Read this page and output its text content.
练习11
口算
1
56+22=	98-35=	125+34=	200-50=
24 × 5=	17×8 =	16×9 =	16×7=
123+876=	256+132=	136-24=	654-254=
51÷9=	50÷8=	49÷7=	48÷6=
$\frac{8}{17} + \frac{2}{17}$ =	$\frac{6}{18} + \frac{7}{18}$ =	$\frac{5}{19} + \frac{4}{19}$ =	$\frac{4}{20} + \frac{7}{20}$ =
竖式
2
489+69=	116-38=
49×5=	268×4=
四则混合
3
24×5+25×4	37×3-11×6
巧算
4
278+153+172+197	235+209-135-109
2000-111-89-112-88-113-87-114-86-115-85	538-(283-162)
=======
__Short task__.
Quote every entry exactly.

__Answer to this problem__.
Read this page and output its text content.
练习11
口算
1
56+22=	98-35=	125+34=	200-50=
24 × 5=	17×8 =	16×9 =	16×7=
123+876=	256+132=	136-24=	654-254=
51÷9=	50÷8=	49÷7=	48÷6=
$\frac{8}{17} + \frac{2}{17}$ =	$\frac{6}{18} + \frac{7}{18}$ =	$\frac{5}{19} + \frac{4}{19}$ =	$\frac{4}{20} + \frac{7}{20}$ =
竖式
2
489+69=	116-38=
49×5=	268×4=
四则混合
3
24×5+25×4	37×3-11×6
巧算
4
278+153+172+197	235+209-135-109
2000-111-89-112-88-113-87-114-86-115-85	538-(283-162)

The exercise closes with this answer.